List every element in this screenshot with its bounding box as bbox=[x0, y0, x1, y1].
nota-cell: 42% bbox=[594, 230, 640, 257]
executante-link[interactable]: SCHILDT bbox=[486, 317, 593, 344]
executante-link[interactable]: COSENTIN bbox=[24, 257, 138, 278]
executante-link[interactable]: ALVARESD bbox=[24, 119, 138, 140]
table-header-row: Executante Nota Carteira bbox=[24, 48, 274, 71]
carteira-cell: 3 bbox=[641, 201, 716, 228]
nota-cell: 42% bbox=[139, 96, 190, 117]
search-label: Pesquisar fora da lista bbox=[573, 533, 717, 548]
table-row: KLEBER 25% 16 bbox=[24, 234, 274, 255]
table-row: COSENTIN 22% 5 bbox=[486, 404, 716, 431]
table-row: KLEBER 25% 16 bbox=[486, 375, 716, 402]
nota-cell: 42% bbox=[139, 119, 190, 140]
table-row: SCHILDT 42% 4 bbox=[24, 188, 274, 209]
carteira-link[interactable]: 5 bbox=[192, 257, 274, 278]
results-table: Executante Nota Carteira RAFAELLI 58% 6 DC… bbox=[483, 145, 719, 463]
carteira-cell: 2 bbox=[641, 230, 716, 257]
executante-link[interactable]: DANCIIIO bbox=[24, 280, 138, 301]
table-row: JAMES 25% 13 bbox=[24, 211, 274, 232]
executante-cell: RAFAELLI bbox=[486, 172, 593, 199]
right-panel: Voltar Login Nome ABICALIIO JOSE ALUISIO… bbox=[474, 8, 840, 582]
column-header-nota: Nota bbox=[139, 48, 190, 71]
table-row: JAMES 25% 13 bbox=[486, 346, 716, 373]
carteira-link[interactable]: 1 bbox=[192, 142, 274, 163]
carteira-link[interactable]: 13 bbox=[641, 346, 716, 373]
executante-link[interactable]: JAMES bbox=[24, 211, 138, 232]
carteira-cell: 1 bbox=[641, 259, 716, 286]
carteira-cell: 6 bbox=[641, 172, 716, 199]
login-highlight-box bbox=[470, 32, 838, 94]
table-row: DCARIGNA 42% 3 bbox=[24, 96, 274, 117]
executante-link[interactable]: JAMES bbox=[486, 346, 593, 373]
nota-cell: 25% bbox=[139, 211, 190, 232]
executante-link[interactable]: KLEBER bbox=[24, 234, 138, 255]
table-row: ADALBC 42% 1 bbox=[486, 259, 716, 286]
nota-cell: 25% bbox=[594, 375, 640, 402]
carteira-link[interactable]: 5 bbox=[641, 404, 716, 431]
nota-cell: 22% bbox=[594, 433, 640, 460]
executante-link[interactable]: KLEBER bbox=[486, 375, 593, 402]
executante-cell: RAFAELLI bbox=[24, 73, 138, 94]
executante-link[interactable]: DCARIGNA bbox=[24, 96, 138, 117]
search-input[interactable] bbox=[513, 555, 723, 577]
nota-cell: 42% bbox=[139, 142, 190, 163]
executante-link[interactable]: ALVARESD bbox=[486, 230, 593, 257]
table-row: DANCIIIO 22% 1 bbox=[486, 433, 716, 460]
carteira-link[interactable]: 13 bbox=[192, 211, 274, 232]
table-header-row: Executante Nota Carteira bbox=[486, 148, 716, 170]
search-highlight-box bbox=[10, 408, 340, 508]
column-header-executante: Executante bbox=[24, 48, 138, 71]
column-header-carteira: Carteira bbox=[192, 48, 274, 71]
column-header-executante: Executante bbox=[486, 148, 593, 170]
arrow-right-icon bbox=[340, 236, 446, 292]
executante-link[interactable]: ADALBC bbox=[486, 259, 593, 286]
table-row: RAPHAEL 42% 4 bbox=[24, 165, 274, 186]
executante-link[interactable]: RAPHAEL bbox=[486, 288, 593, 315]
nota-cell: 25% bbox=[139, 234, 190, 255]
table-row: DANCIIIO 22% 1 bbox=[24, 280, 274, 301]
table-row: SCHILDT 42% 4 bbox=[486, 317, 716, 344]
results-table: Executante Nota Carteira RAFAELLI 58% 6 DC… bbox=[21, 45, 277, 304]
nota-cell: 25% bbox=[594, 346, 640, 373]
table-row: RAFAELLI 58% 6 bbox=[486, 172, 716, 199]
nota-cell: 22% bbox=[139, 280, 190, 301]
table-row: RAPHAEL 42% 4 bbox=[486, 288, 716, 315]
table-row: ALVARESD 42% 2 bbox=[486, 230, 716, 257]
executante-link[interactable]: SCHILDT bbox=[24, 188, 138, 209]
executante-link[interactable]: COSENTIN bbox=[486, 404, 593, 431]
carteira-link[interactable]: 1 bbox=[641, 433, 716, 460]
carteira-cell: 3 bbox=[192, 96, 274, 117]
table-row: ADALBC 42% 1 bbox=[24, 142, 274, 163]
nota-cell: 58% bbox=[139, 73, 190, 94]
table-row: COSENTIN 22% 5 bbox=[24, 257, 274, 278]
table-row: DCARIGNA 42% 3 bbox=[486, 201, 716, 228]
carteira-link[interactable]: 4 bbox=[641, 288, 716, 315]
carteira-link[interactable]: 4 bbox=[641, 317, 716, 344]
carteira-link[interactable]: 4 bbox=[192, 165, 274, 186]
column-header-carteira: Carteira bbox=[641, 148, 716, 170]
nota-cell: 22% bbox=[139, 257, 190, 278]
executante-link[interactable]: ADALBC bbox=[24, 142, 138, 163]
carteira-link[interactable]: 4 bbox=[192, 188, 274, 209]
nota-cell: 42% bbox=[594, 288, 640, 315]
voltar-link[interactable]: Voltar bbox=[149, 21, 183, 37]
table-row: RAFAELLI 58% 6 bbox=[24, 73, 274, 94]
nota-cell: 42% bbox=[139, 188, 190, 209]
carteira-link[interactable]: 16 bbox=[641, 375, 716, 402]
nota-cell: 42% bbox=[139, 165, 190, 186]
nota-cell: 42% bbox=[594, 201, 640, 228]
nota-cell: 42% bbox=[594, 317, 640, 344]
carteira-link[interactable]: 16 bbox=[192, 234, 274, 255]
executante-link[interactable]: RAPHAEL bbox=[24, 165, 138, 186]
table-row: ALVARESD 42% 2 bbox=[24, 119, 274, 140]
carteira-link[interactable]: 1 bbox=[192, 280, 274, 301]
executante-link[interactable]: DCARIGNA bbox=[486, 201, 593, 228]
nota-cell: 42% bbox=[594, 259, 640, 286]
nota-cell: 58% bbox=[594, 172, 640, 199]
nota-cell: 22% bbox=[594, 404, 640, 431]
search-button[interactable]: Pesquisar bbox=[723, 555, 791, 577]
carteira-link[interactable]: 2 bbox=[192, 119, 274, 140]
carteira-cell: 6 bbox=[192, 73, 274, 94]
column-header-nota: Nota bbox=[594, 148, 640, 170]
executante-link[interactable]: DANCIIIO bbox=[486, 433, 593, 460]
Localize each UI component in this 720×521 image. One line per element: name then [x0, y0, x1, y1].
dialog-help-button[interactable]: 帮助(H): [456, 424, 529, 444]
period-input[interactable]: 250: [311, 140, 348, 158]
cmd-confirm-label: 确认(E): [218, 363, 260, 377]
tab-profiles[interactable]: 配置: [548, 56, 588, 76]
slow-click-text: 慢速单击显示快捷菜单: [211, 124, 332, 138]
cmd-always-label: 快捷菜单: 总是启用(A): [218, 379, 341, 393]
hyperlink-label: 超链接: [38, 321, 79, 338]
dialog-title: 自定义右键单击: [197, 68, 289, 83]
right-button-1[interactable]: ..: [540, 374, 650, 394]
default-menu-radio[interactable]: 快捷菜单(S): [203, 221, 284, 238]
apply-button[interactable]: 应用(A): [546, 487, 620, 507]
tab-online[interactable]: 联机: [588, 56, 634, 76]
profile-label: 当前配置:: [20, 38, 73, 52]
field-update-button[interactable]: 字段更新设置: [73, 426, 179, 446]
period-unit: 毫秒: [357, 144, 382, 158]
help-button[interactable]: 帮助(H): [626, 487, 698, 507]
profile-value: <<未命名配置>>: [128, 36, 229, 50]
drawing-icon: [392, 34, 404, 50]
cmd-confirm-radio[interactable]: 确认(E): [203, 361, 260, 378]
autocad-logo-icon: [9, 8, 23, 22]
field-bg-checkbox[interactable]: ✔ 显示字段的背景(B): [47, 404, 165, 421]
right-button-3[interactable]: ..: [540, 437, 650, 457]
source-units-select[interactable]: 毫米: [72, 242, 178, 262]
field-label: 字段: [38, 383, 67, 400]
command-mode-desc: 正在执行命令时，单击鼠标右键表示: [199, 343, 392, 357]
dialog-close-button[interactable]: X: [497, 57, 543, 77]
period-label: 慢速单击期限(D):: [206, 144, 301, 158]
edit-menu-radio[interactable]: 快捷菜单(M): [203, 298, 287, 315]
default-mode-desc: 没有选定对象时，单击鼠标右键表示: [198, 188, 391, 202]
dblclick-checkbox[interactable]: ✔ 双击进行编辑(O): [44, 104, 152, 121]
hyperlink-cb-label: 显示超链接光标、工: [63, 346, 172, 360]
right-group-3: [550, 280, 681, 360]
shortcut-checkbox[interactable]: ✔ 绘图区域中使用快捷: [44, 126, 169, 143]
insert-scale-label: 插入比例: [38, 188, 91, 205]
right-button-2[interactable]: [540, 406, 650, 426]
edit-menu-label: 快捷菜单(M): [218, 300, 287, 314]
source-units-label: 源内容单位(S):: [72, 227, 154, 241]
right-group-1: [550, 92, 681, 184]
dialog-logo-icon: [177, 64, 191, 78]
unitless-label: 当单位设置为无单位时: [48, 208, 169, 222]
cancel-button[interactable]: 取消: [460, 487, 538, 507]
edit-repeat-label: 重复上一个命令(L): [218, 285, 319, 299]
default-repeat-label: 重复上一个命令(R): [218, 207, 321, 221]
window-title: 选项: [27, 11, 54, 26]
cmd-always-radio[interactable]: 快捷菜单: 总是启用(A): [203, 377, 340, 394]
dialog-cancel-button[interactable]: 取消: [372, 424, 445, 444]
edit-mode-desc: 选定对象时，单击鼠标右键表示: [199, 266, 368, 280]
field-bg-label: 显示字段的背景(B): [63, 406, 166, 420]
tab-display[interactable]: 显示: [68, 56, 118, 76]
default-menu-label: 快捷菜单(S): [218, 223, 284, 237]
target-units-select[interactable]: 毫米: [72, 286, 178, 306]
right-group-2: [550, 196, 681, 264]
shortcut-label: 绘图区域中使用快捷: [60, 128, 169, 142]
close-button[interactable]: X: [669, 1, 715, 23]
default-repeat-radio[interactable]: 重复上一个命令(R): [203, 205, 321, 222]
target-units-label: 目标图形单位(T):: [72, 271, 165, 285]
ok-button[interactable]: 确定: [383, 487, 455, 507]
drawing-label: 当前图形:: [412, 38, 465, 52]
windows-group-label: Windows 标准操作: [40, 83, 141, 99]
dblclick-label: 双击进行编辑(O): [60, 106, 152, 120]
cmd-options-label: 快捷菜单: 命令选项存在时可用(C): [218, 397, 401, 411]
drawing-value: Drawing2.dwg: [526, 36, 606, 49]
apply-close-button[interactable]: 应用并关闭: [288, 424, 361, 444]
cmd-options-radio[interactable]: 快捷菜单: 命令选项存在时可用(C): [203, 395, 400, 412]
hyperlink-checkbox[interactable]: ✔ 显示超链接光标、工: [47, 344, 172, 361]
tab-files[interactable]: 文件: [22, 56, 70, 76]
-------------------------
- **SHORT TASK**
Quote the records word for word, from their first line through the line that contains "table-row: ADALBC 42% 1 bbox=[486, 259, 716, 286]", with both of those lines included.

- **TASK RESULT**
List every element in this screenshot with its bounding box as bbox=[x0, y0, x1, y1].
nota-cell: 42% bbox=[594, 230, 640, 257]
executante-link[interactable]: SCHILDT bbox=[486, 317, 593, 344]
executante-link[interactable]: COSENTIN bbox=[24, 257, 138, 278]
executante-link[interactable]: ALVARESD bbox=[24, 119, 138, 140]
table-header-row: Executante Nota Carteira bbox=[24, 48, 274, 71]
carteira-cell: 3 bbox=[641, 201, 716, 228]
nota-cell: 42% bbox=[139, 96, 190, 117]
search-label: Pesquisar fora da lista bbox=[573, 533, 717, 548]
table-row: KLEBER 25% 16 bbox=[24, 234, 274, 255]
table-row: COSENTIN 22% 5 bbox=[486, 404, 716, 431]
table-row: KLEBER 25% 16 bbox=[486, 375, 716, 402]
nota-cell: 42% bbox=[139, 119, 190, 140]
table-row: SCHILDT 42% 4 bbox=[24, 188, 274, 209]
carteira-link[interactable]: 5 bbox=[192, 257, 274, 278]
results-table: Executante Nota Carteira RAFAELLI 58% 6 DC… bbox=[483, 145, 719, 463]
carteira-cell: 2 bbox=[641, 230, 716, 257]
executante-link[interactable]: DANCIIIO bbox=[24, 280, 138, 301]
table-row: JAMES 25% 13 bbox=[24, 211, 274, 232]
executante-cell: RAFAELLI bbox=[486, 172, 593, 199]
right-panel: Voltar Login Nome ABICALIIO JOSE ALUISIO… bbox=[474, 8, 840, 582]
column-header-nota: Nota bbox=[139, 48, 190, 71]
table-row: JAMES 25% 13 bbox=[486, 346, 716, 373]
carteira-link[interactable]: 1 bbox=[192, 142, 274, 163]
carteira-link[interactable]: 13 bbox=[641, 346, 716, 373]
executante-link[interactable]: JAMES bbox=[24, 211, 138, 232]
carteira-cell: 1 bbox=[641, 259, 716, 286]
carteira-cell: 6 bbox=[641, 172, 716, 199]
login-highlight-box bbox=[470, 32, 838, 94]
table-row: DCARIGNA 42% 3 bbox=[24, 96, 274, 117]
executante-link[interactable]: JAMES bbox=[486, 346, 593, 373]
nota-cell: 25% bbox=[139, 211, 190, 232]
executante-link[interactable]: KLEBER bbox=[24, 234, 138, 255]
table-row: ADALBC 42% 1 bbox=[486, 259, 716, 286]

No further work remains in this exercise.